(Part of a data file)
• • • • •
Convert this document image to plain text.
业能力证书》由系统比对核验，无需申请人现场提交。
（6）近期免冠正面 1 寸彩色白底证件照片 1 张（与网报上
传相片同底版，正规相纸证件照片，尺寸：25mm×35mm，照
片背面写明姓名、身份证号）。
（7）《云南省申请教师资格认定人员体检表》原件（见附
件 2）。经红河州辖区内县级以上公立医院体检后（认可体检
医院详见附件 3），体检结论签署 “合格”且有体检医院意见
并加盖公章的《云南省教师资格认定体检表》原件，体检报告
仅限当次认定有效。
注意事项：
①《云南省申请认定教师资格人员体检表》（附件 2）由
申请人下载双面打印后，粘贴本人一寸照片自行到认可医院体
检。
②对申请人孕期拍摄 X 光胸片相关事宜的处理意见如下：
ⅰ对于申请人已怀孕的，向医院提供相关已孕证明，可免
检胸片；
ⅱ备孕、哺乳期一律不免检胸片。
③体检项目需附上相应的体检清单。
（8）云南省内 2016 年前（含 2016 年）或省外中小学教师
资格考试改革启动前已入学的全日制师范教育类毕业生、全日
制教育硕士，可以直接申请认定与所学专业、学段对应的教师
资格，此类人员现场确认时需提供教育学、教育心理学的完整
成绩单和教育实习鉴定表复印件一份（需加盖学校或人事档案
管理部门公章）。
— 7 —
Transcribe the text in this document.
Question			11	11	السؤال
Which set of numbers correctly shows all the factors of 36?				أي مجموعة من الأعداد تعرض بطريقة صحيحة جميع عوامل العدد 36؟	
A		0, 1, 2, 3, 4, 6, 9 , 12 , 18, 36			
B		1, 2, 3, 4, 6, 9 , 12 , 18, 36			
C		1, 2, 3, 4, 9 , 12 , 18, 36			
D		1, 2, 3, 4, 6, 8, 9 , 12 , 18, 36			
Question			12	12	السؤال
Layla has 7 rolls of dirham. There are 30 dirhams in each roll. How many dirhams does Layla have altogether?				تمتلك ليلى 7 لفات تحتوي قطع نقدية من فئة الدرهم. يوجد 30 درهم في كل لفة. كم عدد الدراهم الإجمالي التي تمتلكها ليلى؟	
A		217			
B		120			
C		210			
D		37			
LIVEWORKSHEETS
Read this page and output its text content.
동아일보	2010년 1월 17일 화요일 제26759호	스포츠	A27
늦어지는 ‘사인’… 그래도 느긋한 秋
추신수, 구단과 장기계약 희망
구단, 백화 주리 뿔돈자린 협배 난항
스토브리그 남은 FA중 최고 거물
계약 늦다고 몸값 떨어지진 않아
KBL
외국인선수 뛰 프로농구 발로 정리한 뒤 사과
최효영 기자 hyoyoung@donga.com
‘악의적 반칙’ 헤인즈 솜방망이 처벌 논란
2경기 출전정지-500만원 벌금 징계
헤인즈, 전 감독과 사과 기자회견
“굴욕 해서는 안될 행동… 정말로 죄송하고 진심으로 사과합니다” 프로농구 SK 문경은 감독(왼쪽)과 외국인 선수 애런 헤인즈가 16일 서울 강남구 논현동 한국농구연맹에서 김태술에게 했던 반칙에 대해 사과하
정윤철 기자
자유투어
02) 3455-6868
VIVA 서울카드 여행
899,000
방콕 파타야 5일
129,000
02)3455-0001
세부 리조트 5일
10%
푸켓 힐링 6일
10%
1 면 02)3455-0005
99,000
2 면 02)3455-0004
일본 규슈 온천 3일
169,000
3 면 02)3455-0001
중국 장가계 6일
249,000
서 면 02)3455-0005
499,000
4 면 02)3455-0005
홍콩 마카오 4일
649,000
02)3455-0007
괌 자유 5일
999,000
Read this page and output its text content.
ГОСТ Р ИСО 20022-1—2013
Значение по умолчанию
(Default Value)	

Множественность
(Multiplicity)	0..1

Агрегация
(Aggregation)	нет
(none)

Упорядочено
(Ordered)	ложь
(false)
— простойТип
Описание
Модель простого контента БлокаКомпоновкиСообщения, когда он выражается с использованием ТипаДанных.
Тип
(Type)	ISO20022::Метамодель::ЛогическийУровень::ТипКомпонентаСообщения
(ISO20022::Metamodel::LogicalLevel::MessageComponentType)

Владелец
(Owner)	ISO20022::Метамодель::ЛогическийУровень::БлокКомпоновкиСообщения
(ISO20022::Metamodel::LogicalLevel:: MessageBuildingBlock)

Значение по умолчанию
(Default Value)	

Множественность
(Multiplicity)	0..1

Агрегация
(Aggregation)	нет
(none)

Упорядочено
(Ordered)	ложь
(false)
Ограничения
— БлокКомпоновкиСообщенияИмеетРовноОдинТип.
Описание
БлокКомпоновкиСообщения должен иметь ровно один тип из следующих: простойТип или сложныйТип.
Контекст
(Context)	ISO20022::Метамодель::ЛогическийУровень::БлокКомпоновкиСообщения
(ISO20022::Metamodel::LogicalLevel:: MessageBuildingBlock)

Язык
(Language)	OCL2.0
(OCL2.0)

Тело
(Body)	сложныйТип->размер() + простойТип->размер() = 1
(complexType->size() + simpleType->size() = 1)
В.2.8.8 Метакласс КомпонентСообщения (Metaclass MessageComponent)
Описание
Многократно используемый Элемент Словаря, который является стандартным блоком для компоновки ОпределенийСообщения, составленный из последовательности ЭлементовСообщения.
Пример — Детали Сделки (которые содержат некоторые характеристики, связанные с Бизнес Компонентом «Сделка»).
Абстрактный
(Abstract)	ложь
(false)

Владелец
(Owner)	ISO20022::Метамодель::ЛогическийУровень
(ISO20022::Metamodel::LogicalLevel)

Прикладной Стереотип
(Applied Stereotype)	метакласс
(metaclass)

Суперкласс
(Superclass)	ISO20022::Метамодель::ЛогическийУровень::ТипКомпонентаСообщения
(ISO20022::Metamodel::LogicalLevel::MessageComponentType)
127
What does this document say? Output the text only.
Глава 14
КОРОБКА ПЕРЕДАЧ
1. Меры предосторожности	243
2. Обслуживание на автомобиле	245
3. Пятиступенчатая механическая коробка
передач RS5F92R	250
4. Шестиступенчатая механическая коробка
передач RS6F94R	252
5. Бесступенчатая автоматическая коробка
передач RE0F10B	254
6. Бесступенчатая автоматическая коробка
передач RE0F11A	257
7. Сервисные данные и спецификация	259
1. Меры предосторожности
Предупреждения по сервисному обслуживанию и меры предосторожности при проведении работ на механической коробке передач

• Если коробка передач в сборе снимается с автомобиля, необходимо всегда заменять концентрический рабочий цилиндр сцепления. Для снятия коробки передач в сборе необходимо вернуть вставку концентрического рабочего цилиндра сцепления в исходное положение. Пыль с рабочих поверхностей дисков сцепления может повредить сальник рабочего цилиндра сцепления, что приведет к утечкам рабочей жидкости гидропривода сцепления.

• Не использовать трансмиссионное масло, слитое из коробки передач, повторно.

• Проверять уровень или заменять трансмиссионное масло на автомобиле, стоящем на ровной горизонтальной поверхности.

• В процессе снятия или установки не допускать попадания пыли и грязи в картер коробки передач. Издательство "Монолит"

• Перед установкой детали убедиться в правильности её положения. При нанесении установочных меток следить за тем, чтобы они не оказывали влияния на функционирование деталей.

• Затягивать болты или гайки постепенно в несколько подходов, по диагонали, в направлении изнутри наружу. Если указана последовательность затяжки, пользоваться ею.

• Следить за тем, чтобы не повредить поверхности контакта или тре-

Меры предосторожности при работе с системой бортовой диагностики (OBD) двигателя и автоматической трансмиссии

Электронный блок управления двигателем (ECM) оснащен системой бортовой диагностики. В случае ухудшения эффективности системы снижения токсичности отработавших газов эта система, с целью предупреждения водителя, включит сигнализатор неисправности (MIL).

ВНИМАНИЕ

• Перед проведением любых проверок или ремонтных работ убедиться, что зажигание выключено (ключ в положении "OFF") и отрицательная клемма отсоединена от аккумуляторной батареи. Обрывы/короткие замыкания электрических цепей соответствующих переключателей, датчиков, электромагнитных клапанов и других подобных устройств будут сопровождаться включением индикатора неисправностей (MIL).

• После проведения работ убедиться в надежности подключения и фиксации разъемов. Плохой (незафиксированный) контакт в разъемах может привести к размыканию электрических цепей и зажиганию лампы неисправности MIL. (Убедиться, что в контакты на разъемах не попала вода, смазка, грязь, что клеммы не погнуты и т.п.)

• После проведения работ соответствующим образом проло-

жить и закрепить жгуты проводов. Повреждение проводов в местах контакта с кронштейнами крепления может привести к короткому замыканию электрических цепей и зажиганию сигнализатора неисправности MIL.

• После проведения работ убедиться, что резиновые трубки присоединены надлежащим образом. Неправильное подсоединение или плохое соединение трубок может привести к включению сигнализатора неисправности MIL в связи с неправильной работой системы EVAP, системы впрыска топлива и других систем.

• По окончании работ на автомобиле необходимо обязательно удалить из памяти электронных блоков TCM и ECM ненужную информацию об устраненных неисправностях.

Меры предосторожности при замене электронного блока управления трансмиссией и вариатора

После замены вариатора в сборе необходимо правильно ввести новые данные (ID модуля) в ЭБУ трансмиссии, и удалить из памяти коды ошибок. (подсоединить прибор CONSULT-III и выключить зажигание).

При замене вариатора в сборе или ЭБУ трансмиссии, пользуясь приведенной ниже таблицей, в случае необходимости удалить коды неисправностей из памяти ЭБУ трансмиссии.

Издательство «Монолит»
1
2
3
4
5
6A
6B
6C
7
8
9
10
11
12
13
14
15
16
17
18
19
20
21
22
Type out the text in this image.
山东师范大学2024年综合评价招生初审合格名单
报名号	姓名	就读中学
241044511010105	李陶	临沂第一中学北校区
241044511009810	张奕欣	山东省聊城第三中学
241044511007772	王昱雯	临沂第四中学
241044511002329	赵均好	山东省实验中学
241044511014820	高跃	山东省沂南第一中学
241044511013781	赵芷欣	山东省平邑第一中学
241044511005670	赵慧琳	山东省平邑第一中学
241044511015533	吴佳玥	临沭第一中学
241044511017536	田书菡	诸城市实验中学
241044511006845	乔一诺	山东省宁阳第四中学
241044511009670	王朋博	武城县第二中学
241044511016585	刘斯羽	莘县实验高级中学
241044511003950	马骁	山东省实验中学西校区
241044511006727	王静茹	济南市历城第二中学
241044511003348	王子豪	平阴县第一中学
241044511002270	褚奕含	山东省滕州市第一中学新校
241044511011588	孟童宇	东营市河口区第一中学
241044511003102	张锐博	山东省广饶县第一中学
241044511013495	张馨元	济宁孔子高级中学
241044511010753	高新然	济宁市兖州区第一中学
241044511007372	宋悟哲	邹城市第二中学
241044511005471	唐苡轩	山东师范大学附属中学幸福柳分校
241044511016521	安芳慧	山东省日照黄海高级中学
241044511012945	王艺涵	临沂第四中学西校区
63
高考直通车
• • • • •
Find the lines that include the string "диагностики", then copy each of them.

Меры предосторожности при работе с системой бортовой диагностики (OBD) двигателя и автоматической трансмиссии
Электронный блок управления двигателем (ECM) оснащен системой бортовой диагностики. В случае ухудшения эффективности системы снижения токсичности отработавших газов эта система, с целью предупреждения водителя, включит сигнализатор неисправности (MIL).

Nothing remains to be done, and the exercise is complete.